- **What to do**: Nothing may be dropped or altered: reproduce all the data.

* START Stored rows *

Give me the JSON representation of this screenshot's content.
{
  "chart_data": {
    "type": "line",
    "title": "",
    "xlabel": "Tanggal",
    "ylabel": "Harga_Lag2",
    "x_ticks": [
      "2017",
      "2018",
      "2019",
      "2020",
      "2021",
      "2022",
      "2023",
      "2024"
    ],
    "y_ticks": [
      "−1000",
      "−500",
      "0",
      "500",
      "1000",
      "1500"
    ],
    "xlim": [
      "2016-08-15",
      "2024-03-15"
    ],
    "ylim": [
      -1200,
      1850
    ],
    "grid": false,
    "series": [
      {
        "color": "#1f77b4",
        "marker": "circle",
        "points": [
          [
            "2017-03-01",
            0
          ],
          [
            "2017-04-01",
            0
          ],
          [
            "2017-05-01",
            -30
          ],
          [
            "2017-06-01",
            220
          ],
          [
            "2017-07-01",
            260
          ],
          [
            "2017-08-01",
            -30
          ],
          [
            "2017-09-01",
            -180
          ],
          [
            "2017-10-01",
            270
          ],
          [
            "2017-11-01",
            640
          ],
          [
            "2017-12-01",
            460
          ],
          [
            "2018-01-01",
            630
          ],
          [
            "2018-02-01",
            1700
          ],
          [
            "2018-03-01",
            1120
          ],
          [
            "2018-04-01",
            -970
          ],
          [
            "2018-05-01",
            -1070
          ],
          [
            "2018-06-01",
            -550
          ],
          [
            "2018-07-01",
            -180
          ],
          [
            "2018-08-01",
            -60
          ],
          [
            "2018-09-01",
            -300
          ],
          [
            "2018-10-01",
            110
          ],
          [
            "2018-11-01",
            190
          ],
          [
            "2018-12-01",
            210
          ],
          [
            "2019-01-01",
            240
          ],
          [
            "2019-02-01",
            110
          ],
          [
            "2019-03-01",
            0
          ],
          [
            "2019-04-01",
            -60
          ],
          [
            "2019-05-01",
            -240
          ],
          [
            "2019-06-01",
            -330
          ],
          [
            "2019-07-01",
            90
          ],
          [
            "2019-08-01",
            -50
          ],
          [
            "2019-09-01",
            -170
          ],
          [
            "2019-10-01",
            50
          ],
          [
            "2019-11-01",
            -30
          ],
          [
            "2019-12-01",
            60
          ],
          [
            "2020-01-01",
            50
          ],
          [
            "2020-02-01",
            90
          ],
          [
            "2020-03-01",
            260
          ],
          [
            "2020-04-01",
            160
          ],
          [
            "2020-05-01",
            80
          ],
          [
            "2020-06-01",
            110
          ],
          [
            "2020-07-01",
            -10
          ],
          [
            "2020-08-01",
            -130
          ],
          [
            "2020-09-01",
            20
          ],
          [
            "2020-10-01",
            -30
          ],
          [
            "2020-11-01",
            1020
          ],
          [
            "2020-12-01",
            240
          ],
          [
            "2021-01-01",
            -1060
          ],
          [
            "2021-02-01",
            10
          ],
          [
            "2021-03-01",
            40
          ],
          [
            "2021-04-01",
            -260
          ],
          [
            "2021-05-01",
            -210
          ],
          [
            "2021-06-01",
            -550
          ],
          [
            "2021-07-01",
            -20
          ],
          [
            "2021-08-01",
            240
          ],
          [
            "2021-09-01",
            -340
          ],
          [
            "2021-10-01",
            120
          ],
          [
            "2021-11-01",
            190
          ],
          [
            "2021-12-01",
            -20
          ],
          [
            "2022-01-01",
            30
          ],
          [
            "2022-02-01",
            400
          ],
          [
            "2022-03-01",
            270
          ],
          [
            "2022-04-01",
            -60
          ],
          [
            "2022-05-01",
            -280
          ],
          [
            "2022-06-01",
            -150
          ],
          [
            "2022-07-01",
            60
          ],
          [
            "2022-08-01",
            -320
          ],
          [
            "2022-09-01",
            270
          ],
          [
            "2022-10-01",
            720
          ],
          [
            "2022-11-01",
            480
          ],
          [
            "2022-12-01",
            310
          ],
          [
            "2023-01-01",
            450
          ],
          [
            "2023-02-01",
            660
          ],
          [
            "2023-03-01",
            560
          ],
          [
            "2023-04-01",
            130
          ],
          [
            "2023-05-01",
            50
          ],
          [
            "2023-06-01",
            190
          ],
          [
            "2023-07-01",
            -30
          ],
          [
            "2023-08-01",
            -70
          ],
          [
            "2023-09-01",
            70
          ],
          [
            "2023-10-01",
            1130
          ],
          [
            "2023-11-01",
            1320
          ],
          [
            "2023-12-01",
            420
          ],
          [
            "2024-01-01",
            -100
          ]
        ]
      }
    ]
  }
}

* END Stored rows *

- **Answer to the task**:
Give me the JSON representation of this screenshot's content.
{
  "chart_data": {
    "type": "line",
    "title": "",
    "xlabel": "Tanggal",
    "ylabel": "Harga_Lag2",
    "x_ticks": [
      "2017",
      "2018",
      "2019",
      "2020",
      "2021",
      "2022",
      "2023",
      "2024"
    ],
    "y_ticks": [
      "−1000",
      "−500",
      "0",
      "500",
      "1000",
      "1500"
    ],
    "xlim": [
      "2016-08-15",
      "2024-03-15"
    ],
    "ylim": [
      -1200,
      1850
    ],
    "grid": false,
    "series": [
      {
        "color": "#1f77b4",
        "marker": "circle",
        "points": [
          [
            "2017-03-01",
            0
          ],
          [
            "2017-04-01",
            0
          ],
          [
            "2017-05-01",
            -30
          ],
          [
            "2017-06-01",
            220
          ],
          [
            "2017-07-01",
            260
          ],
          [
            "2017-08-01",
            -30
          ],
          [
            "2017-09-01",
            -180
          ],
          [
            "2017-10-01",
            270
          ],
          [
            "2017-11-01",
            640
          ],
          [
            "2017-12-01",
            460
          ],
          [
            "2018-01-01",
            630
          ],
          [
            "2018-02-01",
            1700
          ],
          [
            "2018-03-01",
            1120
          ],
          [
            "2018-04-01",
            -970
          ],
          [
            "2018-05-01",
            -1070
          ],
          [
            "2018-06-01",
            -550
          ],
          [
            "2018-07-01",
            -180
          ],
          [
            "2018-08-01",
            -60
          ],
          [
            "2018-09-01",
            -300
          ],
          [
            "2018-10-01",
            110
          ],
          [
            "2018-11-01",
            190
          ],
          [
            "2018-12-01",
            210
          ],
          [
            "2019-01-01",
            240
          ],
          [
            "2019-02-01",
            110
          ],
          [
            "2019-03-01",
            0
          ],
          [
            "2019-04-01",
            -60
          ],
          [
            "2019-05-01",
            -240
          ],
          [
            "2019-06-01",
            -330
          ],
          [
            "2019-07-01",
            90
          ],
          [
            "2019-08-01",
            -50
          ],
          [
            "2019-09-01",
            -170
          ],
          [
            "2019-10-01",
            50
          ],
          [
            "2019-11-01",
            -30
          ],
          [
            "2019-12-01",
            60
          ],
          [
            "2020-01-01",
            50
          ],
          [
            "2020-02-01",
            90
          ],
          [
            "2020-03-01",
            260
          ],
          [
            "2020-04-01",
            160
          ],
          [
            "2020-05-01",
            80
          ],
          [
            "2020-06-01",
            110
          ],
          [
            "2020-07-01",
            -10
          ],
          [
            "2020-08-01",
            -130
          ],
          [
            "2020-09-01",
            20
          ],
          [
            "2020-10-01",
            -30
          ],
          [
            "2020-11-01",
            1020
          ],
          [
            "2020-12-01",
            240
          ],
          [
            "2021-01-01",
            -1060
          ],
          [
            "2021-02-01",
            10
          ],
          [
            "2021-03-01",
            40
          ],
          [
            "2021-04-01",
            -260
          ],
          [
            "2021-05-01",
            -210
          ],
          [
            "2021-06-01",
            -550
          ],
          [
            "2021-07-01",
            -20
          ],
          [
            "2021-08-01",
            240
          ],
          [
            "2021-09-01",
            -340
          ],
          [
            "2021-10-01",
            120
          ],
          [
            "2021-11-01",
            190
          ],
          [
            "2021-12-01",
            -20
          ],
          [
            "2022-01-01",
            30
          ],
          [
            "2022-02-01",
            400
          ],
          [
            "2022-03-01",
            270
          ],
          [
            "2022-04-01",
            -60
          ],
          [
            "2022-05-01",
            -280
          ],
          [
            "2022-06-01",
            -150
          ],
          [
            "2022-07-01",
            60
          ],
          [
            "2022-08-01",
            -320
          ],
          [
            "2022-09-01",
            270
          ],
          [
            "2022-10-01",
            720
          ],
          [
            "2022-11-01",
            480
          ],
          [
            "2022-12-01",
            310
          ],
          [
            "2023-01-01",
            450
          ],
          [
            "2023-02-01",
            660
          ],
          [
            "2023-03-01",
            560
          ],
          [
            "2023-04-01",
            130
          ],
          [
            "2023-05-01",
            50
          ],
          [
            "2023-06-01",
            190
          ],
          [
            "2023-07-01",
            -30
          ],
          [
            "2023-08-01",
            -70
          ],
          [
            "2023-09-01",
            70
          ],
          [
            "2023-10-01",
            1130
          ],
          [
            "2023-11-01",
            1320
          ],
          [
            "2023-12-01",
            420
          ],
          [
            "2024-01-01",
            -100
          ]
        ]
      }
    ]
  }
}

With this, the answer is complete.